● OBJECTIVE
Set down each record below precisely, skipping the pictures.

───── AVAILABLE DATA

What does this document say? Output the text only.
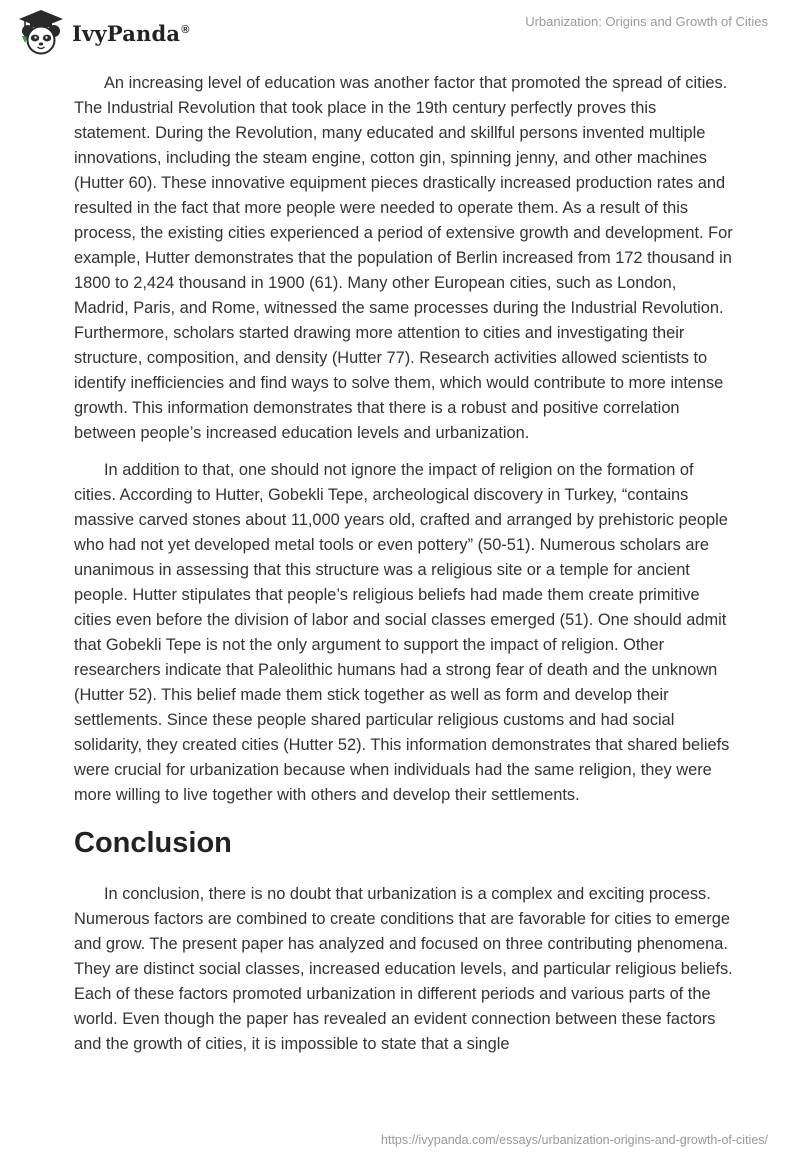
IvyPanda®
Urbanization: Origins and Growth of Cities

An increasing level of education was another factor that promoted the spread of cities. The Industrial Revolution that took place in the 19th century perfectly proves this statement. During the Revolution, many educated and skillful persons invented multiple innovations, including the steam engine, cotton gin, spinning jenny, and other machines (Hutter 60). These innovative equipment pieces drastically increased production rates and resulted in the fact that more people were needed to operate them. As a result of this process, the existing cities experienced a period of extensive growth and development. For example, Hutter demonstrates that the population of Berlin increased from 172 thousand in 1800 to 2,424 thousand in 1900 (61). Many other European cities, such as London, Madrid, Paris, and Rome, witnessed the same processes during the Industrial Revolution. Furthermore, scholars started drawing more attention to cities and investigating their structure, composition, and density (Hutter 77). Research activities allowed scientists to identify inefficiencies and find ways to solve them, which would contribute to more intense growth. This information demonstrates that there is a robust and positive correlation between people’s increased education levels and urbanization.

In addition to that, one should not ignore the impact of religion on the formation of cities. According to Hutter, Gobekli Tepe, archeological discovery in Turkey, “contains massive carved stones about 11,000 years old, crafted and arranged by prehistoric people who had not yet developed metal tools or even pottery” (50-51). Numerous scholars are unanimous in assessing that this structure was a religious site or a temple for ancient people. Hutter stipulates that people’s religious beliefs had made them create primitive cities even before the division of labor and social classes emerged (51). One should admit that Gobekli Tepe is not the only argument to support the impact of religion. Other researchers indicate that Paleolithic humans had a strong fear of death and the unknown (Hutter 52). This belief made them stick together as well as form and develop their settlements. Since these people shared particular religious customs and had social solidarity, they created cities (Hutter 52). This information demonstrates that shared beliefs were crucial for urbanization because when individuals had the same religion, they were more willing to live together with others and develop their settlements.

Conclusion

In conclusion, there is no doubt that urbanization is a complex and exciting process. Numerous factors are combined to create conditions that are favorable for cities to emerge and grow. The present paper has analyzed and focused on three contributing phenomena. They are distinct social classes, increased education levels, and particular religious beliefs. Each of these factors promoted urbanization in different periods and various parts of the world. Even though the paper has revealed an evident connection between these factors and the growth of cities, it is impossible to state that a single

https://ivypanda.com/essays/urbanization-origins-and-growth-of-cities/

──────────

● RESPONSE TO THE TASK
What does this document say? Output the text only.
IvyPanda®
Urbanization: Origins and Growth of Cities

An increasing level of education was another factor that promoted the spread of cities. The Industrial Revolution that took place in the 19th century perfectly proves this statement. During the Revolution, many educated and skillful persons invented multiple innovations, including the steam engine, cotton gin, spinning jenny, and other machines (Hutter 60). These innovative equipment pieces drastically increased production rates and resulted in the fact that more people were needed to operate them. As a result of this process, the existing cities experienced a period of extensive growth and development. For example, Hutter demonstrates that the population of Berlin increased from 172 thousand in 1800 to 2,424 thousand in 1900 (61). Many other European cities, such as London, Madrid, Paris, and Rome, witnessed the same processes during the Industrial Revolution. Furthermore, scholars started drawing more attention to cities and investigating their structure, composition, and density (Hutter 77). Research activities allowed scientists to identify inefficiencies and find ways to solve them, which would contribute to more intense growth. This information demonstrates that there is a robust and positive correlation between people’s increased education levels and urbanization.

In addition to that, one should not ignore the impact of religion on the formation of cities. According to Hutter, Gobekli Tepe, archeological discovery in Turkey, “contains massive carved stones about 11,000 years old, crafted and arranged by prehistoric people who had not yet developed metal tools or even pottery” (50-51). Numerous scholars are unanimous in assessing that this structure was a religious site or a temple for ancient people. Hutter stipulates that people’s religious beliefs had made them create primitive cities even before the division of labor and social classes emerged (51). One should admit that Gobekli Tepe is not the only argument to support the impact of religion. Other researchers indicate that Paleolithic humans had a strong fear of death and the unknown (Hutter 52). This belief made them stick together as well as form and develop their settlements. Since these people shared particular religious customs and had social solidarity, they created cities (Hutter 52). This information demonstrates that shared beliefs were crucial for urbanization because when individuals had the same religion, they were more willing to live together with others and develop their settlements.

Conclusion

In conclusion, there is no doubt that urbanization is a complex and exciting process. Numerous factors are combined to create conditions that are favorable for cities to emerge and grow. The present paper has analyzed and focused on three contributing phenomena. They are distinct social classes, increased education levels, and particular religious beliefs. Each of these factors promoted urbanization in different periods and various parts of the world. Even though the paper has revealed an evident connection between these factors and the growth of cities, it is impossible to state that a single

https://ivypanda.com/essays/urbanization-origins-and-growth-of-cities/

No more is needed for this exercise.